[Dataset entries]
====================
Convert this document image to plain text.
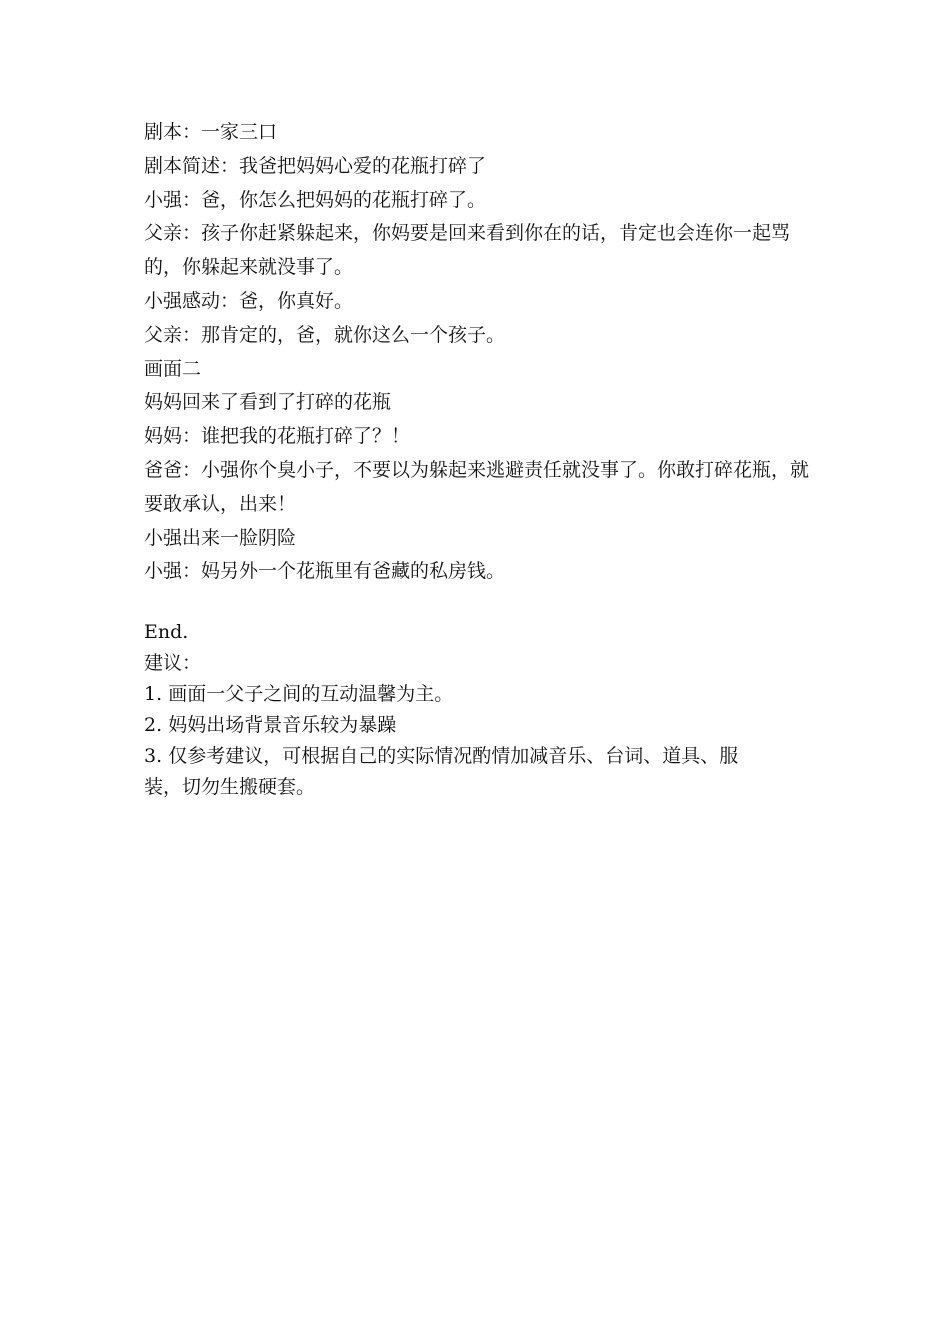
剧本：一家三口

剧本简述：我爸把妈妈心爱的花瓶打碎了

小强：爸，你怎么把妈妈的花瓶打碎了。

父亲：孩子你赶紧躲起来，你妈要是回来看到你在的话，肯定也会连你一起骂的，你躲起来就没事了。

小强感动：爸，你真好。

父亲：那肯定的，爸，就你这么一个孩子。

画面二

妈妈回来了看到了打碎的花瓶

妈妈：谁把我的花瓶打碎了？！

爸爸：小强你个臭小子，不要以为躲起来逃避责任就没事了。你敢打碎花瓶，就要敢承认，出来！

小强出来一脸阴险

小强：妈另外一个花瓶里有爸藏的私房钱。

End.

建议：

1. 画面一父子之间的互动温馨为主。

2. 妈妈出场背景音乐较为暴躁

3. 仅参考建议，可根据自己的实际情况酌情加减音乐、台词、道具、服装，切勿生搬硬套。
====================
[Exercise brief] None of the pictures should appear; repeat the records exactly otherwise.

[The response]
Convert this document image to plain text.
剧本：一家三口

剧本简述：我爸把妈妈心爱的花瓶打碎了

小强：爸，你怎么把妈妈的花瓶打碎了。

父亲：孩子你赶紧躲起来，你妈要是回来看到你在的话，肯定也会连你一起骂的，你躲起来就没事了。

小强感动：爸，你真好。

父亲：那肯定的，爸，就你这么一个孩子。

画面二

妈妈回来了看到了打碎的花瓶

妈妈：谁把我的花瓶打碎了？！

爸爸：小强你个臭小子，不要以为躲起来逃避责任就没事了。你敢打碎花瓶，就要敢承认，出来！

小强出来一脸阴险

小强：妈另外一个花瓶里有爸藏的私房钱。

End.

建议：

1. 画面一父子之间的互动温馨为主。

2. 妈妈出场背景音乐较为暴躁

3. 仅参考建议，可根据自己的实际情况酌情加减音乐、台词、道具、服装，切勿生搬硬套。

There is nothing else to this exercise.